- _GOAL_
The exercise asks you to copy every line below in which "Deep" appears.

--- Begin DATA FOR THIS EXERCISE ---

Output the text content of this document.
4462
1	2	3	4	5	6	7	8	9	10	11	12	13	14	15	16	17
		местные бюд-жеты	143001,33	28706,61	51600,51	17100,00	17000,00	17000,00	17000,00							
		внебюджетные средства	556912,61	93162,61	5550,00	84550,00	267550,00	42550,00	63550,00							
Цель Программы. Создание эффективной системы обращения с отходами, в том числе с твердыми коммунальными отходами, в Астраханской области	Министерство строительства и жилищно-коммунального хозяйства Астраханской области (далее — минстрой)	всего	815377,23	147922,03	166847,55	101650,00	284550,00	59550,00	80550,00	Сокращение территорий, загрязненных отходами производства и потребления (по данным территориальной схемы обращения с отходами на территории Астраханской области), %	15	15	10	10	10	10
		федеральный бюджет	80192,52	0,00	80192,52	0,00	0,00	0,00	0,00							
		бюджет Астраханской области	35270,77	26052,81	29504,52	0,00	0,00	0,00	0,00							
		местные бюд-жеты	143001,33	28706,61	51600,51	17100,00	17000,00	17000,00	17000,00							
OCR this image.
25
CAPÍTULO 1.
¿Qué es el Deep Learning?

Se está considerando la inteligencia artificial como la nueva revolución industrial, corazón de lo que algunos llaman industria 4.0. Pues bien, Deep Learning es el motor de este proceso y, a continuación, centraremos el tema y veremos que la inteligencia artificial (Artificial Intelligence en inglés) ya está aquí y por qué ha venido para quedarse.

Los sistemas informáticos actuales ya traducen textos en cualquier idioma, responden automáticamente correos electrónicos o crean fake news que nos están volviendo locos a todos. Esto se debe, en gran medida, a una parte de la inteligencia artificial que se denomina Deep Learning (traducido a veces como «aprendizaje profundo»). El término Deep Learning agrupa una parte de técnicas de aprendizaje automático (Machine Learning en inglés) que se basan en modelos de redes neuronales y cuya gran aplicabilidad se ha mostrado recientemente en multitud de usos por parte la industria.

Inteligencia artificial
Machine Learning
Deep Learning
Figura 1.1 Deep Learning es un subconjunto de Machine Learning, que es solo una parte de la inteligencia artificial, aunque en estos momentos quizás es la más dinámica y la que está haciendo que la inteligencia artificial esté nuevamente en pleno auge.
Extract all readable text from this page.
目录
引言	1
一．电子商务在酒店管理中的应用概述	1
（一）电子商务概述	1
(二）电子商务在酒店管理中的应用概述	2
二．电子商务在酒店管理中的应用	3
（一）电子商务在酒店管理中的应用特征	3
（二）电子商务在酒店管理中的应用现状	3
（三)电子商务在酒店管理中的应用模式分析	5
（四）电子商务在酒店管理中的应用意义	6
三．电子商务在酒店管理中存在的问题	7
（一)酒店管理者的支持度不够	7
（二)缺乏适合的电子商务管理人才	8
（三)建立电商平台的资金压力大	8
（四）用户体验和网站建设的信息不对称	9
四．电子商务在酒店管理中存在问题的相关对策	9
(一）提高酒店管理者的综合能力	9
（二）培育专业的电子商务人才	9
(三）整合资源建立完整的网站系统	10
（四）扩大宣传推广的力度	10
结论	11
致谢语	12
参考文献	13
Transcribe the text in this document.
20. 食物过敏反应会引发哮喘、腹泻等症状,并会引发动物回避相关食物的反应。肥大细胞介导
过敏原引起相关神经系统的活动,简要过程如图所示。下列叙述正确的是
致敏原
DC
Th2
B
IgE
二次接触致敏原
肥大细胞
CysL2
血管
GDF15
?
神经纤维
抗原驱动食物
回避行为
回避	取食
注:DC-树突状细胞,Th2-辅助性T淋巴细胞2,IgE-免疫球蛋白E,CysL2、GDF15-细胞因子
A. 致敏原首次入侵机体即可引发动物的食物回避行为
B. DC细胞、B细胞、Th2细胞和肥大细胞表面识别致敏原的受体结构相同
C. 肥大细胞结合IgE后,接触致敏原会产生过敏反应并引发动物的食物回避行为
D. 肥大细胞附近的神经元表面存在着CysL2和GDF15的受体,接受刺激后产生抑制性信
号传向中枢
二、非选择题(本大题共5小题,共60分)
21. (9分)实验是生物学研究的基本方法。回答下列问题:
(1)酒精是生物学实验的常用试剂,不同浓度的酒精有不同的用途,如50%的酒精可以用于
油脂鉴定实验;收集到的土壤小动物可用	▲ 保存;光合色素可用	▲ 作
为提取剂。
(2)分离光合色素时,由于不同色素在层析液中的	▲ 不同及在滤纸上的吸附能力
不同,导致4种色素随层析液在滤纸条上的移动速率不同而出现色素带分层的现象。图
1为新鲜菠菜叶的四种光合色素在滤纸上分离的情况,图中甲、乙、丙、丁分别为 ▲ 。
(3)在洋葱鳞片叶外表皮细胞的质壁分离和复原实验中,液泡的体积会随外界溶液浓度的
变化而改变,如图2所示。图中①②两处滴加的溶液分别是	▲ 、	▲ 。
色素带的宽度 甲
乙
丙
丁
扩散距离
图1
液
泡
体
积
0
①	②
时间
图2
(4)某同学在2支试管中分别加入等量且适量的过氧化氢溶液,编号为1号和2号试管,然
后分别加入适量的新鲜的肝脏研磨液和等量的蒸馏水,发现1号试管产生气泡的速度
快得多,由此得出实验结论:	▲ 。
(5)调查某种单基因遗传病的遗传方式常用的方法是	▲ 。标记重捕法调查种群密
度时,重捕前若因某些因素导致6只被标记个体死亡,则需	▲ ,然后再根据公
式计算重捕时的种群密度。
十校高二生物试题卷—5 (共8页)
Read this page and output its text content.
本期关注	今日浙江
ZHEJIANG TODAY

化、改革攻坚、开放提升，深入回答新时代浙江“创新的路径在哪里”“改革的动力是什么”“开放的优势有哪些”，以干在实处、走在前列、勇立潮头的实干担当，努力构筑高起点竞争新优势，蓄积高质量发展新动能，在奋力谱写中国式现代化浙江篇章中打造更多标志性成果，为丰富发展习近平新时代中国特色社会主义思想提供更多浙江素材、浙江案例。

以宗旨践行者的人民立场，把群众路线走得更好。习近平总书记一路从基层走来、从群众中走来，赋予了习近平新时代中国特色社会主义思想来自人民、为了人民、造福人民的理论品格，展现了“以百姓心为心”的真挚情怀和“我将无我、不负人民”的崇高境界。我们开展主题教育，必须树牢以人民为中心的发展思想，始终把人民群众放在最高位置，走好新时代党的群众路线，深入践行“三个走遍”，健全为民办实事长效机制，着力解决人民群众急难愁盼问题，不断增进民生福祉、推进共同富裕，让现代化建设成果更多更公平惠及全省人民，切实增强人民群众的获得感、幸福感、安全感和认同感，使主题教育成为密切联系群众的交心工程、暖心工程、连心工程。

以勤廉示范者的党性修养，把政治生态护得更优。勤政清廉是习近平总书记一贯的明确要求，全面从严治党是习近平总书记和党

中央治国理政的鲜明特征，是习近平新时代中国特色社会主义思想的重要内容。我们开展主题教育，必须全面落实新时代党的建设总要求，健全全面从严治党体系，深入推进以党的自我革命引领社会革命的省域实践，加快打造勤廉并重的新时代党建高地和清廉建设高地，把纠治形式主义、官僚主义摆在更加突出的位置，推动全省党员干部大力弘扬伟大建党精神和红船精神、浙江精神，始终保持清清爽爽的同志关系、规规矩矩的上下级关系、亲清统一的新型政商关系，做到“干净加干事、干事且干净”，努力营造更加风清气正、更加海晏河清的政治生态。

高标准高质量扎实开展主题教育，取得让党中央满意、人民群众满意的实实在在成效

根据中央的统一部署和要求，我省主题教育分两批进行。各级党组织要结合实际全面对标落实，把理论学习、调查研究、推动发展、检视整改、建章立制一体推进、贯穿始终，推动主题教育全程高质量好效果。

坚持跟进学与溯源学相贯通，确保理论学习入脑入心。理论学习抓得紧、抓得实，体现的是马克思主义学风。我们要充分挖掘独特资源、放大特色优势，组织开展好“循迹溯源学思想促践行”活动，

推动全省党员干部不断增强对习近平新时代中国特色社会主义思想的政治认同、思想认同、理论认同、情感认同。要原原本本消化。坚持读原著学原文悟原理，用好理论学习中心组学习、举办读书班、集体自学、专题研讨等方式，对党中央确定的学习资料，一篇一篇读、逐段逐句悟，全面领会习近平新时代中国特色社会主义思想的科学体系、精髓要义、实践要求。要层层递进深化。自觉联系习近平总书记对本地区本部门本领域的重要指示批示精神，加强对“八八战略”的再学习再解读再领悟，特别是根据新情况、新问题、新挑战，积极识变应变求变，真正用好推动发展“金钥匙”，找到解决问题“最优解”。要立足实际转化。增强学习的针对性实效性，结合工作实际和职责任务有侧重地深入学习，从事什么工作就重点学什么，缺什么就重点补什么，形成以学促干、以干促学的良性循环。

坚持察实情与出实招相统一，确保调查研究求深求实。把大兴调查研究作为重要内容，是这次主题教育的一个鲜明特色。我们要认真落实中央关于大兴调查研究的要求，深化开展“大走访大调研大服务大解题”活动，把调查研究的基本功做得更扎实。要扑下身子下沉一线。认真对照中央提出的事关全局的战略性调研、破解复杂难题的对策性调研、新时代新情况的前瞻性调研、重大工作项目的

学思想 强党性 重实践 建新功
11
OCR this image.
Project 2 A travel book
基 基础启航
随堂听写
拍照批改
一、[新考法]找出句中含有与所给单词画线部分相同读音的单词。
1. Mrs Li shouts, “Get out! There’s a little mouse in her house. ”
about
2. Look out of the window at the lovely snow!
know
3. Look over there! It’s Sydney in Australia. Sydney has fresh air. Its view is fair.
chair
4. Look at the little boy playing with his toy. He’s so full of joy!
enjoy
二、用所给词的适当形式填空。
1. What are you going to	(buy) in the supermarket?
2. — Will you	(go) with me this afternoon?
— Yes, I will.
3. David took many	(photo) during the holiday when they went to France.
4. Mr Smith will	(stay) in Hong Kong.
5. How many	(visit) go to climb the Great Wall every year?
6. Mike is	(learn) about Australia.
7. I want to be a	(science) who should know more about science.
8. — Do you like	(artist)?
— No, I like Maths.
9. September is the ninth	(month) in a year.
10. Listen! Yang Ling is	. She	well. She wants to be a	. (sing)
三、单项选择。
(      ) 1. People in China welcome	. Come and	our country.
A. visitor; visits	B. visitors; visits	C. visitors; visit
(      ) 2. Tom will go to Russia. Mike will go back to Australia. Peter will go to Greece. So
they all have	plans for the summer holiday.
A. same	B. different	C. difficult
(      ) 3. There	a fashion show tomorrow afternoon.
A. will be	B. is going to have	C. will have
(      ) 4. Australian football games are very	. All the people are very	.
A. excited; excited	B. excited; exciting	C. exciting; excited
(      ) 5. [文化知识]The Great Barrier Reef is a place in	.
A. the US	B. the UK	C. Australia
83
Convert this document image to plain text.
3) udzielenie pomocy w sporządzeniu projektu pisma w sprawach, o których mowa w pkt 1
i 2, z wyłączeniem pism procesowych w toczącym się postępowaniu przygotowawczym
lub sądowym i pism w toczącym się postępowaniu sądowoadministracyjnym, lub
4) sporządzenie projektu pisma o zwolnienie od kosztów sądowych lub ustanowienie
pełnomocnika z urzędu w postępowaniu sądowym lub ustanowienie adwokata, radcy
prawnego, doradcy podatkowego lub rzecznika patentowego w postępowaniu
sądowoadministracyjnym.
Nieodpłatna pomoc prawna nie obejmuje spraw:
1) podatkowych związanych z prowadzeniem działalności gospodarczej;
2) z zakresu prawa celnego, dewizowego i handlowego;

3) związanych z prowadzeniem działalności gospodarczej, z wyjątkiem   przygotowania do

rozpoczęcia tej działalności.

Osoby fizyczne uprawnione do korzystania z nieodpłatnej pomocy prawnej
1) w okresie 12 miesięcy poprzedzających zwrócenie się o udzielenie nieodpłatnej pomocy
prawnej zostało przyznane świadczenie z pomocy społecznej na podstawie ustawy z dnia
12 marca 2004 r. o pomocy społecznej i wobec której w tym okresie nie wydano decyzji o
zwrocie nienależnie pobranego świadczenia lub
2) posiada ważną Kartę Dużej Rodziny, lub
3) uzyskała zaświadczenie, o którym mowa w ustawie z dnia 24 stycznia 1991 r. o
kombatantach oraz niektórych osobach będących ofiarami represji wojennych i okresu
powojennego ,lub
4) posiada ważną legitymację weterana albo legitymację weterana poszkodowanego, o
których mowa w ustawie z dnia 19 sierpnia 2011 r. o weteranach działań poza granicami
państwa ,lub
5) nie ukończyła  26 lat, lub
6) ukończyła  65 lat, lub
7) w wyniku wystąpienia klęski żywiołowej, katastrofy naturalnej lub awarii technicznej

--- End DATA FOR THIS EXERCISE ---

- _PROBLEM SOLUTION_
¿Qué es el Deep Learning?
Se está considerando la inteligencia artificial como la nueva revolución industrial, corazón de lo que algunos llaman industria 4.0. Pues bien, Deep Learning es el motor de este proceso y, a continuación, centraremos el tema y veremos que la inteligencia artificial (Artificial Intelligence en inglés) ya está aquí y por qué ha venido para quedarse.
Los sistemas informáticos actuales ya traducen textos en cualquier idioma, responden automáticamente correos electrónicos o crean fake news que nos están volviendo locos a todos. Esto se debe, en gran medida, a una parte de la inteligencia artificial que se denomina Deep Learning (traducido a veces como «aprendizaje profundo»). El término Deep Learning agrupa una parte de técnicas de aprendizaje automático (Machine Learning en inglés) que se basan en modelos de redes neuronales y cuya gran aplicabilidad se ha mostrado recientemente en multitud de usos por parte la industria.
Deep Learning
Figura 1.1 Deep Learning es un subconjunto de Machine Learning, que es solo una parte de la inteligencia artificial, aunque en estos momentos quizás es la más dinámica y la que está haciendo que la inteligencia artificial esté nuevamente en pleno auge.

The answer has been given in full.